_Goal:_ Reproduce every record exactly as it appears, but not the pictures.

_Given data:_
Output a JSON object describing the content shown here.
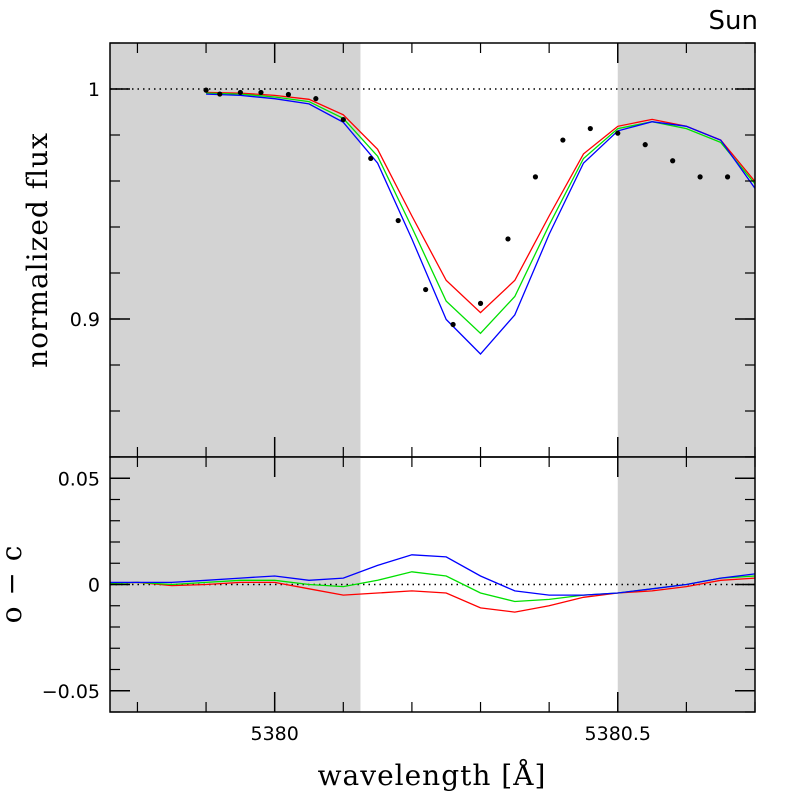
{
  "chart_data": {
    "type": "line",
    "annotation": "Sun",
    "xlabel": "wavelength [Å]",
    "xlim": [
      5379.76,
      5380.7
    ],
    "xticks": [
      5380,
      5380.5
    ],
    "xtick_labels": [
      "5380",
      "5380.5"
    ],
    "shaded_regions": [
      [
        5379.76,
        5380.125
      ],
      [
        5380.5,
        5380.7
      ]
    ],
    "colors": {
      "red": "#ff0000",
      "green": "#00e000",
      "blue": "#0000ff",
      "points": "#000000",
      "shade": "#d3d3d3"
    },
    "top_panel": {
      "ylabel": "normalized flux",
      "ylim": [
        0.84,
        1.02
      ],
      "yticks": [
        0.9,
        1.0
      ],
      "ytick_labels": [
        "0.9",
        "1"
      ],
      "reference_line": 1.0,
      "observed": {
        "x": [
          5379.9,
          5379.92,
          5379.95,
          5379.98,
          5380.02,
          5380.06,
          5380.1,
          5380.14,
          5380.18,
          5380.22,
          5380.26,
          5380.3,
          5380.34,
          5380.38,
          5380.42,
          5380.46,
          5380.5,
          5380.54,
          5380.58,
          5380.62,
          5380.66
        ],
        "y": [
          0.9995,
          0.9978,
          0.9985,
          0.9985,
          0.9976,
          0.9958,
          0.9867,
          0.9698,
          0.9428,
          0.9128,
          0.8976,
          0.9068,
          0.9348,
          0.9618,
          0.9778,
          0.9828,
          0.9808,
          0.9758,
          0.9688,
          0.9618,
          0.9618
        ]
      },
      "series": [
        {
          "color": "red",
          "x": [
            5379.9,
            5379.95,
            5380.0,
            5380.05,
            5380.1,
            5380.15,
            5380.2,
            5380.25,
            5380.3,
            5380.35,
            5380.4,
            5380.45,
            5380.5,
            5380.55,
            5380.6,
            5380.65,
            5380.7
          ],
          "y": [
            0.9985,
            0.9982,
            0.9972,
            0.9955,
            0.9888,
            0.9738,
            0.9448,
            0.9168,
            0.9028,
            0.9168,
            0.9448,
            0.9718,
            0.9838,
            0.9868,
            0.9838,
            0.9778,
            0.9598
          ]
        },
        {
          "color": "green",
          "x": [
            5379.9,
            5379.95,
            5380.0,
            5380.05,
            5380.1,
            5380.15,
            5380.2,
            5380.25,
            5380.3,
            5380.35,
            5380.4,
            5380.45,
            5380.5,
            5380.55,
            5380.6,
            5380.65,
            5380.7
          ],
          "y": [
            0.9982,
            0.9978,
            0.9965,
            0.9945,
            0.9872,
            0.9708,
            0.9398,
            0.9078,
            0.8938,
            0.9098,
            0.9408,
            0.9698,
            0.9828,
            0.9858,
            0.9828,
            0.9768,
            0.9588
          ]
        },
        {
          "color": "blue",
          "x": [
            5379.9,
            5379.95,
            5380.0,
            5380.05,
            5380.1,
            5380.15,
            5380.2,
            5380.25,
            5380.3,
            5380.35,
            5380.4,
            5380.45,
            5380.5,
            5380.55,
            5380.6,
            5380.65,
            5380.7
          ],
          "y": [
            0.9978,
            0.9972,
            0.9958,
            0.9935,
            0.9855,
            0.9678,
            0.9348,
            0.8998,
            0.8848,
            0.9018,
            0.9368,
            0.9678,
            0.9818,
            0.9858,
            0.9838,
            0.9778,
            0.9568
          ]
        }
      ]
    },
    "bottom_panel": {
      "ylabel": "o − c",
      "ylim": [
        -0.06,
        0.06
      ],
      "yticks": [
        -0.05,
        0,
        0.05
      ],
      "ytick_labels": [
        "−0.05",
        "0",
        "0.05"
      ],
      "reference_line": 0,
      "series": [
        {
          "color": "red",
          "x": [
            5379.76,
            5379.8,
            5379.85,
            5379.9,
            5379.95,
            5380.0,
            5380.05,
            5380.1,
            5380.15,
            5380.2,
            5380.25,
            5380.3,
            5380.35,
            5380.4,
            5380.45,
            5380.5,
            5380.55,
            5380.6,
            5380.65,
            5380.7
          ],
          "y": [
            0.0005,
            0.001,
            -0.0005,
            0.0,
            0.001,
            0.001,
            -0.002,
            -0.005,
            -0.004,
            -0.003,
            -0.004,
            -0.011,
            -0.013,
            -0.01,
            -0.006,
            -0.004,
            -0.003,
            -0.001,
            0.002,
            0.003
          ]
        },
        {
          "color": "green",
          "x": [
            5379.76,
            5379.8,
            5379.85,
            5379.9,
            5379.95,
            5380.0,
            5380.05,
            5380.1,
            5380.15,
            5380.2,
            5380.25,
            5380.3,
            5380.35,
            5380.4,
            5380.45,
            5380.5,
            5380.55,
            5380.6,
            5380.65,
            5380.7
          ],
          "y": [
            0.0005,
            0.001,
            0.0,
            0.001,
            0.002,
            0.002,
            0.0,
            -0.001,
            0.002,
            0.006,
            0.004,
            -0.004,
            -0.008,
            -0.007,
            -0.005,
            -0.004,
            -0.002,
            0.0,
            0.003,
            0.004
          ]
        },
        {
          "color": "blue",
          "x": [
            5379.76,
            5379.8,
            5379.85,
            5379.9,
            5379.95,
            5380.0,
            5380.05,
            5380.1,
            5380.15,
            5380.2,
            5380.25,
            5380.3,
            5380.35,
            5380.4,
            5380.45,
            5380.5,
            5380.55,
            5380.6,
            5380.65,
            5380.7
          ],
          "y": [
            0.001,
            0.001,
            0.001,
            0.002,
            0.003,
            0.004,
            0.002,
            0.003,
            0.009,
            0.014,
            0.013,
            0.004,
            -0.003,
            -0.005,
            -0.005,
            -0.004,
            -0.002,
            0.0,
            0.003,
            0.005
          ]
        }
      ]
    }
  }
}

_Task output:_
Output a JSON object describing the content shown here.
{
  "chart_data": {
    "type": "line",
    "annotation": "Sun",
    "xlabel": "wavelength [Å]",
    "xlim": [
      5379.76,
      5380.7
    ],
    "xticks": [
      5380,
      5380.5
    ],
    "xtick_labels": [
      "5380",
      "5380.5"
    ],
    "shaded_regions": [
      [
        5379.76,
        5380.125
      ],
      [
        5380.5,
        5380.7
      ]
    ],
    "colors": {
      "red": "#ff0000",
      "green": "#00e000",
      "blue": "#0000ff",
      "points": "#000000",
      "shade": "#d3d3d3"
    },
    "top_panel": {
      "ylabel": "normalized flux",
      "ylim": [
        0.84,
        1.02
      ],
      "yticks": [
        0.9,
        1.0
      ],
      "ytick_labels": [
        "0.9",
        "1"
      ],
      "reference_line": 1.0,
      "observed": {
        "x": [
          5379.9,
          5379.92,
          5379.95,
          5379.98,
          5380.02,
          5380.06,
          5380.1,
          5380.14,
          5380.18,
          5380.22,
          5380.26,
          5380.3,
          5380.34,
          5380.38,
          5380.42,
          5380.46,
          5380.5,
          5380.54,
          5380.58,
          5380.62,
          5380.66
        ],
        "y": [
          0.9995,
          0.9978,
          0.9985,
          0.9985,
          0.9976,
          0.9958,
          0.9867,
          0.9698,
          0.9428,
          0.9128,
          0.8976,
          0.9068,
          0.9348,
          0.9618,
          0.9778,
          0.9828,
          0.9808,
          0.9758,
          0.9688,
          0.9618,
          0.9618
        ]
      },
      "series": [
        {
          "color": "red",
          "x": [
            5379.9,
            5379.95,
            5380.0,
            5380.05,
            5380.1,
            5380.15,
            5380.2,
            5380.25,
            5380.3,
            5380.35,
            5380.4,
            5380.45,
            5380.5,
            5380.55,
            5380.6,
            5380.65,
            5380.7
          ],
          "y": [
            0.9985,
            0.9982,
            0.9972,
            0.9955,
            0.9888,
            0.9738,
            0.9448,
            0.9168,
            0.9028,
            0.9168,
            0.9448,
            0.9718,
            0.9838,
            0.9868,
            0.9838,
            0.9778,
            0.9598
          ]
        },
        {
          "color": "green",
          "x": [
            5379.9,
            5379.95,
            5380.0,
            5380.05,
            5380.1,
            5380.15,
            5380.2,
            5380.25,
            5380.3,
            5380.35,
            5380.4,
            5380.45,
            5380.5,
            5380.55,
            5380.6,
            5380.65,
            5380.7
          ],
          "y": [
            0.9982,
            0.9978,
            0.9965,
            0.9945,
            0.9872,
            0.9708,
            0.9398,
            0.9078,
            0.8938,
            0.9098,
            0.9408,
            0.9698,
            0.9828,
            0.9858,
            0.9828,
            0.9768,
            0.9588
          ]
        },
        {
          "color": "blue",
          "x": [
            5379.9,
            5379.95,
            5380.0,
            5380.05,
            5380.1,
            5380.15,
            5380.2,
            5380.25,
            5380.3,
            5380.35,
            5380.4,
            5380.45,
            5380.5,
            5380.55,
            5380.6,
            5380.65,
            5380.7
          ],
          "y": [
            0.9978,
            0.9972,
            0.9958,
            0.9935,
            0.9855,
            0.9678,
            0.9348,
            0.8998,
            0.8848,
            0.9018,
            0.9368,
            0.9678,
            0.9818,
            0.9858,
            0.9838,
            0.9778,
            0.9568
          ]
        }
      ]
    },
    "bottom_panel": {
      "ylabel": "o − c",
      "ylim": [
        -0.06,
        0.06
      ],
      "yticks": [
        -0.05,
        0,
        0.05
      ],
      "ytick_labels": [
        "−0.05",
        "0",
        "0.05"
      ],
      "reference_line": 0,
      "series": [
        {
          "color": "red",
          "x": [
            5379.76,
            5379.8,
            5379.85,
            5379.9,
            5379.95,
            5380.0,
            5380.05,
            5380.1,
            5380.15,
            5380.2,
            5380.25,
            5380.3,
            5380.35,
            5380.4,
            5380.45,
            5380.5,
            5380.55,
            5380.6,
            5380.65,
            5380.7
          ],
          "y": [
            0.0005,
            0.001,
            -0.0005,
            0.0,
            0.001,
            0.001,
            -0.002,
            -0.005,
            -0.004,
            -0.003,
            -0.004,
            -0.011,
            -0.013,
            -0.01,
            -0.006,
            -0.004,
            -0.003,
            -0.001,
            0.002,
            0.003
          ]
        },
        {
          "color": "green",
          "x": [
            5379.76,
            5379.8,
            5379.85,
            5379.9,
            5379.95,
            5380.0,
            5380.05,
            5380.1,
            5380.15,
            5380.2,
            5380.25,
            5380.3,
            5380.35,
            5380.4,
            5380.45,
            5380.5,
            5380.55,
            5380.6,
            5380.65,
            5380.7
          ],
          "y": [
            0.0005,
            0.001,
            0.0,
            0.001,
            0.002,
            0.002,
            0.0,
            -0.001,
            0.002,
            0.006,
            0.004,
            -0.004,
            -0.008,
            -0.007,
            -0.005,
            -0.004,
            -0.002,
            0.0,
            0.003,
            0.004
          ]
        },
        {
          "color": "blue",
          "x": [
            5379.76,
            5379.8,
            5379.85,
            5379.9,
            5379.95,
            5380.0,
            5380.05,
            5380.1,
            5380.15,
            5380.2,
            5380.25,
            5380.3,
            5380.35,
            5380.4,
            5380.45,
            5380.5,
            5380.55,
            5380.6,
            5380.65,
            5380.7
          ],
          "y": [
            0.001,
            0.001,
            0.001,
            0.002,
            0.003,
            0.004,
            0.002,
            0.003,
            0.009,
            0.014,
            0.013,
            0.004,
            -0.003,
            -0.005,
            -0.005,
            -0.004,
            -0.002,
            0.0,
            0.003,
            0.005
          ]
        }
      ]
    }
  }
}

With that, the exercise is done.